**Task**: Render every entry verbatim.

**Given data**:
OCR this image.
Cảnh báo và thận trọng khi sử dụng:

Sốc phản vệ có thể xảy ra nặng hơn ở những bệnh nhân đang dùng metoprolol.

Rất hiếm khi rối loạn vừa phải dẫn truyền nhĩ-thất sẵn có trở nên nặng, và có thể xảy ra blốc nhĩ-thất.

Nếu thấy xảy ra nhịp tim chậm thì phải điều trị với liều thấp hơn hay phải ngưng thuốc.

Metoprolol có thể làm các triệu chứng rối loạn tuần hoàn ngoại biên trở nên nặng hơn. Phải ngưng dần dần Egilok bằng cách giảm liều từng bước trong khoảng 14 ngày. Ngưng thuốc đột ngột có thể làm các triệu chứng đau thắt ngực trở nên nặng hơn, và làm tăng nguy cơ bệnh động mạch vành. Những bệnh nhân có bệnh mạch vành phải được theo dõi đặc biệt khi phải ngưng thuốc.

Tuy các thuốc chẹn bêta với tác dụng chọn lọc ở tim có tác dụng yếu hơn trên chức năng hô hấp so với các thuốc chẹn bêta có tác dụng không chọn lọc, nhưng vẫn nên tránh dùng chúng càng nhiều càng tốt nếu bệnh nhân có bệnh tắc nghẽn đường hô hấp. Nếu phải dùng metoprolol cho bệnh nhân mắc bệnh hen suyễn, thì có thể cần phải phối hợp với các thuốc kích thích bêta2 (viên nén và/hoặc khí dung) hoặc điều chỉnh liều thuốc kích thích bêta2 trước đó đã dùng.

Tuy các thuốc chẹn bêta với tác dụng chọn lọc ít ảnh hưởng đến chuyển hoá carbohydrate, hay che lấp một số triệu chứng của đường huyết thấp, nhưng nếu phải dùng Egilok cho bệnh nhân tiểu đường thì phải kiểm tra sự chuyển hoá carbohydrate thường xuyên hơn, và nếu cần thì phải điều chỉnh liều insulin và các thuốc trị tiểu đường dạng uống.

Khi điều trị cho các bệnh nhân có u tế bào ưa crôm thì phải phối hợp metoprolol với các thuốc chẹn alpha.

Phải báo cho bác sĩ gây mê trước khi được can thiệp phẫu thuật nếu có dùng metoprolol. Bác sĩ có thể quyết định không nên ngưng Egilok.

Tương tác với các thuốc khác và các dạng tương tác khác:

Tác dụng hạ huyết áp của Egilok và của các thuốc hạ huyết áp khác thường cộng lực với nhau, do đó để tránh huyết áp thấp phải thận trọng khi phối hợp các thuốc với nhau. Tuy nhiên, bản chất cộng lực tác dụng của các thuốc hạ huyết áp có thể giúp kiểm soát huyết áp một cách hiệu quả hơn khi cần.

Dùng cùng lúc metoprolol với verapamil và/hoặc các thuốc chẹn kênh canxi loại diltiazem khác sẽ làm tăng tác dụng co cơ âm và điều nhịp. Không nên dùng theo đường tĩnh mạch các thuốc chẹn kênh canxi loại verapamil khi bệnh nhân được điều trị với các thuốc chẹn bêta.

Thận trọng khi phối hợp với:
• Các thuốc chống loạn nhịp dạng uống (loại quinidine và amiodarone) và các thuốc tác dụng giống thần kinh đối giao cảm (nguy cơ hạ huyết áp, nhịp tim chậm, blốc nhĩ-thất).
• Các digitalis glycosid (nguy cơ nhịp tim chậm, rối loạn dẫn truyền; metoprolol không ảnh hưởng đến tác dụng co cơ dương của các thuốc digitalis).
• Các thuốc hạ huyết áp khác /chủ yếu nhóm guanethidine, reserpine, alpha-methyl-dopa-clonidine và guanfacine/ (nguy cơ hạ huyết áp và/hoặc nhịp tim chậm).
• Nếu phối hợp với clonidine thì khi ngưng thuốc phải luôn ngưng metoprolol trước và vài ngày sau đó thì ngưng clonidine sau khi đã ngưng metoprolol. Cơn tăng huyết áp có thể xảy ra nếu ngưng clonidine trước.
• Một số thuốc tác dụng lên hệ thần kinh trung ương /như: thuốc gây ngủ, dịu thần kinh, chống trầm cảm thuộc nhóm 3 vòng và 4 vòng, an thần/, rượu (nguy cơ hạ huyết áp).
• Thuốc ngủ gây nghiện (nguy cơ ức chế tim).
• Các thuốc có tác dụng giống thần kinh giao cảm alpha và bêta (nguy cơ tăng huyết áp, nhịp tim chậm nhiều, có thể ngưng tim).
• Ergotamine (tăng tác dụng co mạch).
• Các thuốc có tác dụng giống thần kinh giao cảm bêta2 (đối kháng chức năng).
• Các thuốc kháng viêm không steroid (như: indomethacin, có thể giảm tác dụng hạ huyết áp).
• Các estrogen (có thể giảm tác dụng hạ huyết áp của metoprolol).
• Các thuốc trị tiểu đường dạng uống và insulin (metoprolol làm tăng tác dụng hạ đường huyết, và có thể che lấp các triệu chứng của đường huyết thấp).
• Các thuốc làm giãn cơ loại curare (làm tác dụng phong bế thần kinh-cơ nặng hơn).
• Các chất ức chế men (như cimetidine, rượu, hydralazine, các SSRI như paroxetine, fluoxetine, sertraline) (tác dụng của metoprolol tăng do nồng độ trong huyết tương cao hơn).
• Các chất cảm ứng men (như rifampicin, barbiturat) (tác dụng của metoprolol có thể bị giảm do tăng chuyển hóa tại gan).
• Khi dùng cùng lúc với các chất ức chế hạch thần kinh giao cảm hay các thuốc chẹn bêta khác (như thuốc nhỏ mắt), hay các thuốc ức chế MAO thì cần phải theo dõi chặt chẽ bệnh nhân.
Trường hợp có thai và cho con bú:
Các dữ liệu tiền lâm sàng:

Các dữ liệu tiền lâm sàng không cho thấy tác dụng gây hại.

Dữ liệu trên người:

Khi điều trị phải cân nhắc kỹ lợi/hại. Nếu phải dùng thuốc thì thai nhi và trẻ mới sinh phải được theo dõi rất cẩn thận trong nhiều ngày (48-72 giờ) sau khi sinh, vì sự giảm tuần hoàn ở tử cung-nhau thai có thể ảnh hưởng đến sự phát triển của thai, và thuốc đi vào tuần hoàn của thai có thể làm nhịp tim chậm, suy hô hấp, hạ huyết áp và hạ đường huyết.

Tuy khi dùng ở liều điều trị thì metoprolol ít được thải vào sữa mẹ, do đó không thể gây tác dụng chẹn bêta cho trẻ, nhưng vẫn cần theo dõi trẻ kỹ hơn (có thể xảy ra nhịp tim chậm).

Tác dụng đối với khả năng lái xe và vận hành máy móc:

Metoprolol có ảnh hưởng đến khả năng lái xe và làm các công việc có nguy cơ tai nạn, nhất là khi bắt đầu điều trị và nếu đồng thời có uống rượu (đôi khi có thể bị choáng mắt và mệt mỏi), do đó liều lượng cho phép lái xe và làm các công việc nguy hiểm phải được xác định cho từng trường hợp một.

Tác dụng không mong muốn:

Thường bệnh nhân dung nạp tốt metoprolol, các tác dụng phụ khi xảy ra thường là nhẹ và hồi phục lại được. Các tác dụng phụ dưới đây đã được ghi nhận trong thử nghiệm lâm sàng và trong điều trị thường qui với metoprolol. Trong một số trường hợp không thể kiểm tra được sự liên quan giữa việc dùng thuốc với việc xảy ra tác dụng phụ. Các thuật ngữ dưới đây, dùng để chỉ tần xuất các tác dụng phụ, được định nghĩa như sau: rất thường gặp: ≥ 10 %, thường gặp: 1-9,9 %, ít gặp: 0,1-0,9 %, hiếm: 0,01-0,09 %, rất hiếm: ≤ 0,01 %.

**Completed task**:
OCR this image.
Cảnh báo và thận trọng khi sử dụng:

Sốc phản vệ có thể xảy ra nặng hơn ở những bệnh nhân đang dùng metoprolol.

Rất hiếm khi rối loạn vừa phải dẫn truyền nhĩ-thất sẵn có trở nên nặng, và có thể xảy ra blốc nhĩ-thất.

Nếu thấy xảy ra nhịp tim chậm thì phải điều trị với liều thấp hơn hay phải ngưng thuốc.

Metoprolol có thể làm các triệu chứng rối loạn tuần hoàn ngoại biên trở nên nặng hơn. Phải ngưng dần dần Egilok bằng cách giảm liều từng bước trong khoảng 14 ngày. Ngưng thuốc đột ngột có thể làm các triệu chứng đau thắt ngực trở nên nặng hơn, và làm tăng nguy cơ bệnh động mạch vành. Những bệnh nhân có bệnh mạch vành phải được theo dõi đặc biệt khi phải ngưng thuốc.

Tuy các thuốc chẹn bêta với tác dụng chọn lọc ở tim có tác dụng yếu hơn trên chức năng hô hấp so với các thuốc chẹn bêta có tác dụng không chọn lọc, nhưng vẫn nên tránh dùng chúng càng nhiều càng tốt nếu bệnh nhân có bệnh tắc nghẽn đường hô hấp. Nếu phải dùng metoprolol cho bệnh nhân mắc bệnh hen suyễn, thì có thể cần phải phối hợp với các thuốc kích thích bêta2 (viên nén và/hoặc khí dung) hoặc điều chỉnh liều thuốc kích thích bêta2 trước đó đã dùng.

Tuy các thuốc chẹn bêta với tác dụng chọn lọc ít ảnh hưởng đến chuyển hoá carbohydrate, hay che lấp một số triệu chứng của đường huyết thấp, nhưng nếu phải dùng Egilok cho bệnh nhân tiểu đường thì phải kiểm tra sự chuyển hoá carbohydrate thường xuyên hơn, và nếu cần thì phải điều chỉnh liều insulin và các thuốc trị tiểu đường dạng uống.

Khi điều trị cho các bệnh nhân có u tế bào ưa crôm thì phải phối hợp metoprolol với các thuốc chẹn alpha.

Phải báo cho bác sĩ gây mê trước khi được can thiệp phẫu thuật nếu có dùng metoprolol. Bác sĩ có thể quyết định không nên ngưng Egilok.

Tương tác với các thuốc khác và các dạng tương tác khác:

Tác dụng hạ huyết áp của Egilok và của các thuốc hạ huyết áp khác thường cộng lực với nhau, do đó để tránh huyết áp thấp phải thận trọng khi phối hợp các thuốc với nhau. Tuy nhiên, bản chất cộng lực tác dụng của các thuốc hạ huyết áp có thể giúp kiểm soát huyết áp một cách hiệu quả hơn khi cần.

Dùng cùng lúc metoprolol với verapamil và/hoặc các thuốc chẹn kênh canxi loại diltiazem khác sẽ làm tăng tác dụng co cơ âm và điều nhịp. Không nên dùng theo đường tĩnh mạch các thuốc chẹn kênh canxi loại verapamil khi bệnh nhân được điều trị với các thuốc chẹn bêta.

Thận trọng khi phối hợp với:
• Các thuốc chống loạn nhịp dạng uống (loại quinidine và amiodarone) và các thuốc tác dụng giống thần kinh đối giao cảm (nguy cơ hạ huyết áp, nhịp tim chậm, blốc nhĩ-thất).
• Các digitalis glycosid (nguy cơ nhịp tim chậm, rối loạn dẫn truyền; metoprolol không ảnh hưởng đến tác dụng co cơ dương của các thuốc digitalis).
• Các thuốc hạ huyết áp khác /chủ yếu nhóm guanethidine, reserpine, alpha-methyl-dopa-clonidine và guanfacine/ (nguy cơ hạ huyết áp và/hoặc nhịp tim chậm).
• Nếu phối hợp với clonidine thì khi ngưng thuốc phải luôn ngưng metoprolol trước và vài ngày sau đó thì ngưng clonidine sau khi đã ngưng metoprolol. Cơn tăng huyết áp có thể xảy ra nếu ngưng clonidine trước.
• Một số thuốc tác dụng lên hệ thần kinh trung ương /như: thuốc gây ngủ, dịu thần kinh, chống trầm cảm thuộc nhóm 3 vòng và 4 vòng, an thần/, rượu (nguy cơ hạ huyết áp).
• Thuốc ngủ gây nghiện (nguy cơ ức chế tim).
• Các thuốc có tác dụng giống thần kinh giao cảm alpha và bêta (nguy cơ tăng huyết áp, nhịp tim chậm nhiều, có thể ngưng tim).
• Ergotamine (tăng tác dụng co mạch).
• Các thuốc có tác dụng giống thần kinh giao cảm bêta2 (đối kháng chức năng).
• Các thuốc kháng viêm không steroid (như: indomethacin, có thể giảm tác dụng hạ huyết áp).
• Các estrogen (có thể giảm tác dụng hạ huyết áp của metoprolol).
• Các thuốc trị tiểu đường dạng uống và insulin (metoprolol làm tăng tác dụng hạ đường huyết, và có thể che lấp các triệu chứng của đường huyết thấp).
• Các thuốc làm giãn cơ loại curare (làm tác dụng phong bế thần kinh-cơ nặng hơn).
• Các chất ức chế men (như cimetidine, rượu, hydralazine, các SSRI như paroxetine, fluoxetine, sertraline) (tác dụng của metoprolol tăng do nồng độ trong huyết tương cao hơn).
• Các chất cảm ứng men (như rifampicin, barbiturat) (tác dụng của metoprolol có thể bị giảm do tăng chuyển hóa tại gan).
• Khi dùng cùng lúc với các chất ức chế hạch thần kinh giao cảm hay các thuốc chẹn bêta khác (như thuốc nhỏ mắt), hay các thuốc ức chế MAO thì cần phải theo dõi chặt chẽ bệnh nhân.
Trường hợp có thai và cho con bú:
Các dữ liệu tiền lâm sàng:

Các dữ liệu tiền lâm sàng không cho thấy tác dụng gây hại.

Dữ liệu trên người:

Khi điều trị phải cân nhắc kỹ lợi/hại. Nếu phải dùng thuốc thì thai nhi và trẻ mới sinh phải được theo dõi rất cẩn thận trong nhiều ngày (48-72 giờ) sau khi sinh, vì sự giảm tuần hoàn ở tử cung-nhau thai có thể ảnh hưởng đến sự phát triển của thai, và thuốc đi vào tuần hoàn của thai có thể làm nhịp tim chậm, suy hô hấp, hạ huyết áp và hạ đường huyết.

Tuy khi dùng ở liều điều trị thì metoprolol ít được thải vào sữa mẹ, do đó không thể gây tác dụng chẹn bêta cho trẻ, nhưng vẫn cần theo dõi trẻ kỹ hơn (có thể xảy ra nhịp tim chậm).

Tác dụng đối với khả năng lái xe và vận hành máy móc:

Metoprolol có ảnh hưởng đến khả năng lái xe và làm các công việc có nguy cơ tai nạn, nhất là khi bắt đầu điều trị và nếu đồng thời có uống rượu (đôi khi có thể bị choáng mắt và mệt mỏi), do đó liều lượng cho phép lái xe và làm các công việc nguy hiểm phải được xác định cho từng trường hợp một.

Tác dụng không mong muốn:

Thường bệnh nhân dung nạp tốt metoprolol, các tác dụng phụ khi xảy ra thường là nhẹ và hồi phục lại được. Các tác dụng phụ dưới đây đã được ghi nhận trong thử nghiệm lâm sàng và trong điều trị thường qui với metoprolol. Trong một số trường hợp không thể kiểm tra được sự liên quan giữa việc dùng thuốc với việc xảy ra tác dụng phụ. Các thuật ngữ dưới đây, dùng để chỉ tần xuất các tác dụng phụ, được định nghĩa như sau: rất thường gặp: ≥ 10 %, thường gặp: 1-9,9 %, ít gặp: 0,1-0,9 %, hiếm: 0,01-0,09 %, rất hiếm: ≤ 0,01 %.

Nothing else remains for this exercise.